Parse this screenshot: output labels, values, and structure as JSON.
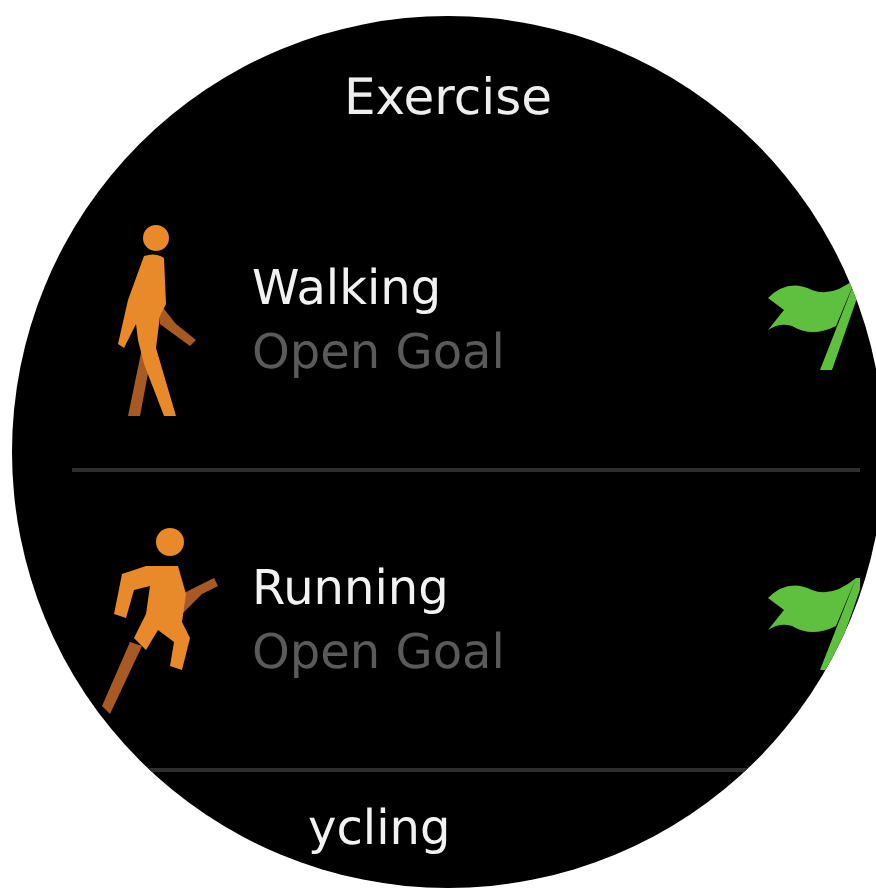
{
  "title": "Exercise",
  "items": [
    {
      "kind": "walking",
      "name": "Walking",
      "goal": "Open Goal",
      "flag": true
    },
    {
      "kind": "running",
      "name": "Running",
      "goal": "Open Goal",
      "flag": true
    },
    {
      "name": "ycling"
    }
  ]
}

::::::::::

Write out all the entries exactly, except for the pictures.

Parse this screenshot: output labels, values, and structure as JSON.
{
  "title": "Exercise",
  "items": [
    {
      "kind": "walking",
      "name": "Walking",
      "goal": "Open Goal",
      "flag": true
    },
    {
      "kind": "running",
      "name": "Running",
      "goal": "Open Goal",
      "flag": true
    },
    {
      "name": "ycling"
    }
  ]
}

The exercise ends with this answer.